** Problem requirements **
In the material below, count the lines with the word "still" and state that number only.

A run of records
*****
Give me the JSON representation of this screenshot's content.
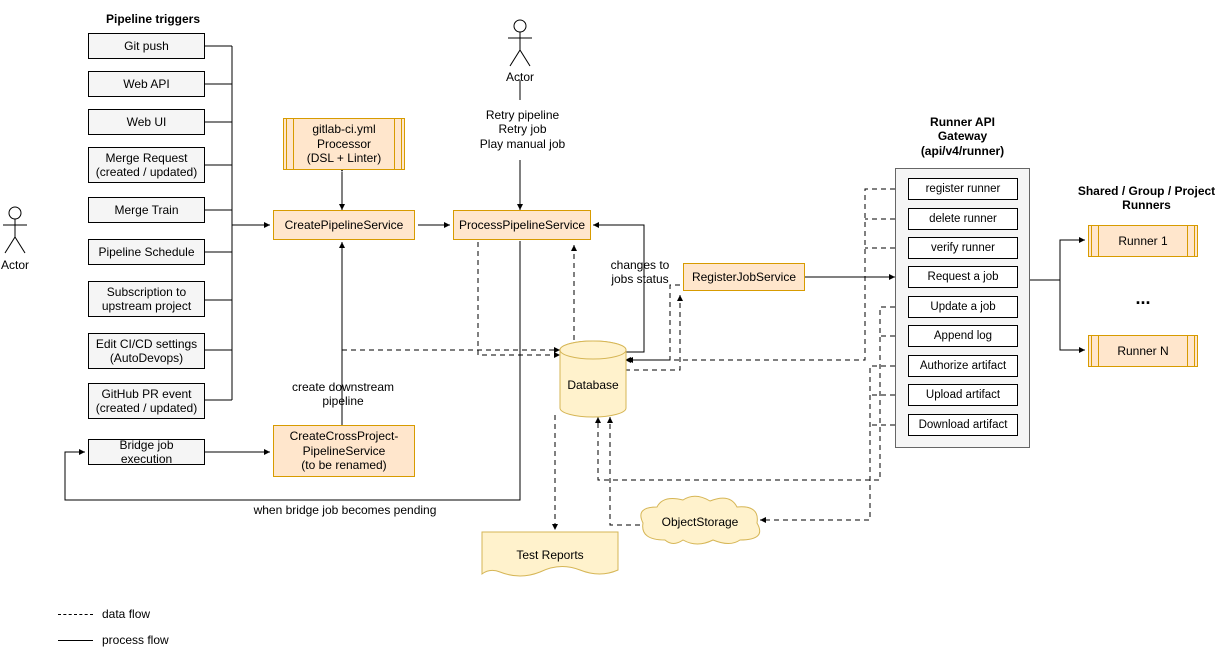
{
  "title_triggers": "Pipeline triggers",
  "triggers": {
    "t0": "Git push",
    "t1": "Web API",
    "t2": "Web UI",
    "t3": "Merge Request\n(created / updated)",
    "t4": "Merge Train",
    "t5": "Pipeline Schedule",
    "t6": "Subscription to\nupstream project",
    "t7": "Edit CI/CD settings\n(AutoDevops)",
    "t8": "GitHub PR event\n(created / updated)"
  },
  "bridge_job": "Bridge job execution",
  "actor_label": "Actor",
  "yml_processor": "gitlab-ci.yml\nProcessor\n(DSL + Linter)",
  "create_pipeline": "CreatePipelineService",
  "cross_project": "CreateCrossProject-\nPipelineService\n(to be renamed)",
  "create_downstream": "create downstream\npipeline",
  "bridge_pending": "when bridge job becomes pending",
  "process_pipeline": "ProcessPipelineService",
  "retry_block": "Retry pipeline\nRetry job\nPlay manual job",
  "changes_status": "changes to\njobs status",
  "database": "Database",
  "test_reports": "Test Reports",
  "object_storage": "ObjectStorage",
  "register_job": "RegisterJobService",
  "gateway_title": "Runner API\nGateway\n(api/v4/runner)",
  "gateway": {
    "g0": "register runner",
    "g1": "delete runner",
    "g2": "verify runner",
    "g3": "Request a job",
    "g4": "Update a job",
    "g5": "Append log",
    "g6": "Authorize artifact",
    "g7": "Upload artifact",
    "g8": "Download artifact"
  },
  "runners_title": "Shared / Group / Project\nRunners",
  "runner1": "Runner 1",
  "runnerN": "Runner N",
  "dots": "...",
  "legend_data": "data flow",
  "legend_process": "process flow"
}
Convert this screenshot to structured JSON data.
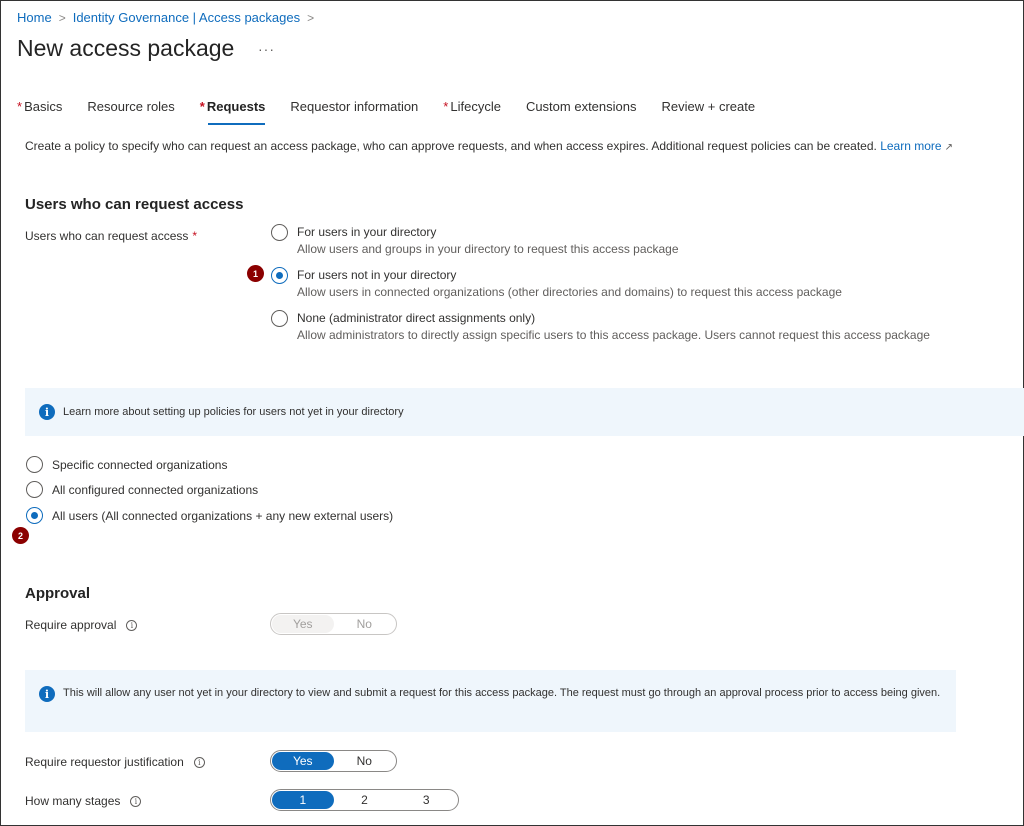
{
  "breadcrumb": {
    "items": [
      "Home",
      "Identity Governance | Access packages"
    ]
  },
  "header": {
    "title": "New access package",
    "more_label": "···"
  },
  "tabs": [
    {
      "label": "Basics",
      "required": true,
      "active": false
    },
    {
      "label": "Resource roles",
      "required": false,
      "active": false
    },
    {
      "label": "Requests",
      "required": true,
      "active": true
    },
    {
      "label": "Requestor information",
      "required": false,
      "active": false
    },
    {
      "label": "Lifecycle",
      "required": true,
      "active": false
    },
    {
      "label": "Custom extensions",
      "required": false,
      "active": false
    },
    {
      "label": "Review + create",
      "required": false,
      "active": false
    }
  ],
  "description": {
    "text": "Create a policy to specify who can request an access package, who can approve requests, and when access expires. Additional request policies can be created.",
    "link": "Learn more"
  },
  "who_section": {
    "title": "Users who can request access",
    "field_label": "Users who can request access",
    "required_mark": "*",
    "options": [
      {
        "label": "For users in your directory",
        "description": "Allow users and groups in your directory to request this access package",
        "selected": false
      },
      {
        "label": "For users not in your directory",
        "description": "Allow users in connected organizations (other directories and domains) to request this access package",
        "selected": true
      },
      {
        "label": "None (administrator direct assignments only)",
        "description": "Allow administrators to directly assign specific users to this access package. Users cannot request this access package",
        "selected": false
      }
    ],
    "step1": "1"
  },
  "info1": {
    "icon": "i",
    "text": "Learn more about setting up policies for users not yet in your directory"
  },
  "scope_options": [
    {
      "label": "Specific connected organizations",
      "selected": false
    },
    {
      "label": "All configured connected organizations",
      "selected": false
    },
    {
      "label": "All users (All connected organizations + any new external users)",
      "selected": true
    }
  ],
  "step2": "2",
  "approval": {
    "title": "Approval",
    "require_approval_label": "Require approval",
    "require_approval": {
      "options": [
        "Yes",
        "No"
      ],
      "selected": "Yes",
      "disabled": true
    },
    "info_text": "This will allow any user not yet in your directory to view and submit a request for this access package. The request must go through an approval process prior to access being given.",
    "justification_label": "Require requestor justification",
    "justification": {
      "options": [
        "Yes",
        "No"
      ],
      "selected": "Yes"
    },
    "stages_label": "How many stages",
    "stages": {
      "options": [
        "1",
        "2",
        "3"
      ],
      "selected": "1"
    }
  },
  "colors": {
    "accent": "#0f6cbd",
    "required": "#c50f1f",
    "step_badge": "#8b0000",
    "info_bg": "#eff6fc"
  }
}
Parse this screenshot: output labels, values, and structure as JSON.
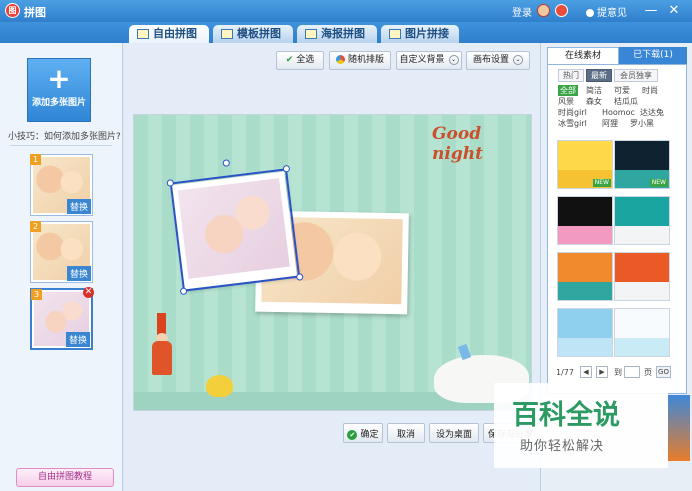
{
  "app": {
    "title": "拼图",
    "icon_text": "图",
    "login": "登录",
    "feedback": "提意见",
    "minimize": "—",
    "close": "✕"
  },
  "tabs": [
    {
      "label": "自由拼图",
      "active": true
    },
    {
      "label": "模板拼图",
      "active": false
    },
    {
      "label": "海报拼图",
      "active": false
    },
    {
      "label": "图片拼接",
      "active": false
    }
  ],
  "left_panel": {
    "add_button": "添加多张图片",
    "add_icon": "+",
    "tip": "小技巧：如何添加多张图片?",
    "thumbs": [
      {
        "num": "1",
        "replace": "替换"
      },
      {
        "num": "2",
        "replace": "替换"
      },
      {
        "num": "3",
        "replace": "替换",
        "delete": "✕"
      }
    ],
    "tutorial": "自由拼图教程"
  },
  "toolbar": {
    "select_all": "全选",
    "random_layout": "随机排版",
    "custom_background": "自定义背景",
    "canvas_settings": "画布设置",
    "dropdown_glyph": "⌄"
  },
  "canvas": {
    "text": "Good night",
    "colors": {
      "stripe_a": "#a9dcc9",
      "stripe_b": "#b6e3d2",
      "text": "#c9502a"
    }
  },
  "bottom_bar": {
    "confirm": "确定",
    "cancel": "取消",
    "set_desktop": "设为桌面",
    "save_share": "保存与分享"
  },
  "right_panel": {
    "tab_online": "在线素材",
    "tab_downloaded": "已下载(1)",
    "subtabs": [
      {
        "label": "热门",
        "on": false
      },
      {
        "label": "最新",
        "on": true
      },
      {
        "label": "会员独享",
        "on": false
      }
    ],
    "tags": [
      [
        "全部",
        "简洁",
        "可爱",
        "时尚"
      ],
      [
        "风景",
        "森女",
        "桔瓜瓜"
      ],
      [
        "时尚girl",
        "Hoomoc",
        "达达兔"
      ],
      [
        "冰雪girl",
        "阿狸",
        "罗小黑"
      ]
    ],
    "pager": {
      "page": "1/77",
      "prev": "◀",
      "next": "▶",
      "goto_label": "到",
      "page_unit": "页",
      "go": "GO"
    },
    "new_badge": "NEW"
  },
  "watermark": {
    "title": "百科全说",
    "subtitle": "助你轻松解决"
  }
}
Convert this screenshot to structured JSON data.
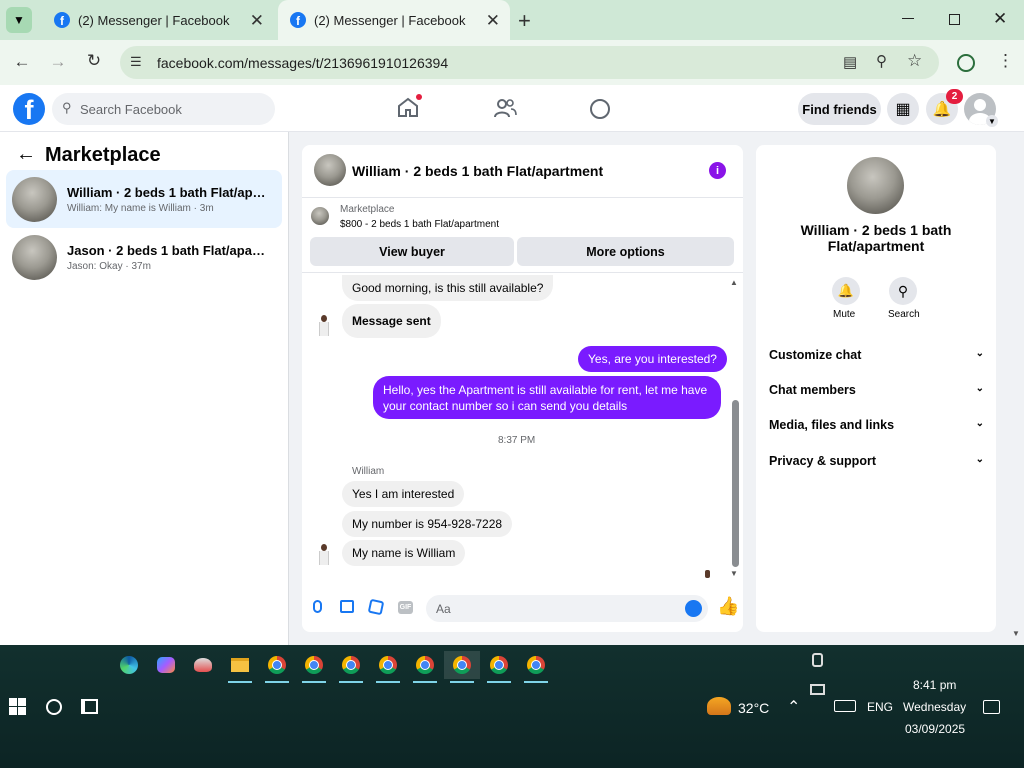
{
  "browser": {
    "tabs": [
      {
        "title": "(2) Messenger | Facebook",
        "active": false
      },
      {
        "title": "(2) Messenger | Facebook",
        "active": true
      }
    ],
    "new_tab_icon": "plus-icon",
    "url": "facebook.com/messages/t/2136961910126394"
  },
  "fb": {
    "search_placeholder": "Search Facebook",
    "find_friends": "Find friends",
    "notification_count": "2"
  },
  "left": {
    "title": "Marketplace",
    "conversations": [
      {
        "title": "William · 2 beds 1 bath Flat/apart...",
        "subtitle": "William: My name is William · 3m",
        "selected": true
      },
      {
        "title": "Jason · 2 beds 1 bath Flat/apartment",
        "subtitle": "Jason: Okay · 37m",
        "selected": false
      }
    ]
  },
  "chat": {
    "header_title": "William · 2 beds 1 bath Flat/apartment",
    "listing_label": "Marketplace",
    "listing_detail": "$800 - 2 beds 1 bath Flat/apartment",
    "view_buyer": "View buyer",
    "more_options": "More options",
    "messages": [
      {
        "text": "Good morning, is this still available?",
        "dir": "in"
      },
      {
        "text": "Message sent",
        "dir": "in"
      },
      {
        "text": "Yes, are you interested?",
        "dir": "out"
      },
      {
        "text_line1": "Hello, yes the Apartment is still available for rent, let me have",
        "text_line2": "your contact number so i can send you details",
        "dir": "out"
      },
      {
        "timestamp": "8:37 PM"
      },
      {
        "sender": "William"
      },
      {
        "text": "Yes I am interested",
        "dir": "in"
      },
      {
        "text": "My number is 954-928-7228",
        "dir": "in"
      },
      {
        "text": "My name is William",
        "dir": "in"
      }
    ],
    "composer_placeholder": "Aa"
  },
  "info": {
    "title": "William · 2 beds 1 bath Flat/apartment",
    "mute": "Mute",
    "search": "Search",
    "sections": [
      "Customize chat",
      "Chat members",
      "Media, files and links",
      "Privacy & support"
    ]
  },
  "taskbar": {
    "temperature": "32°C",
    "language": "ENG",
    "time": "8:41 pm",
    "day": "Wednesday",
    "date": "03/09/2025"
  },
  "colors": {
    "facebook_blue": "#1877f2",
    "messenger_purple": "#7a1bff",
    "notification_red": "#e41e3f"
  }
}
*****
** Result for this exercise **
2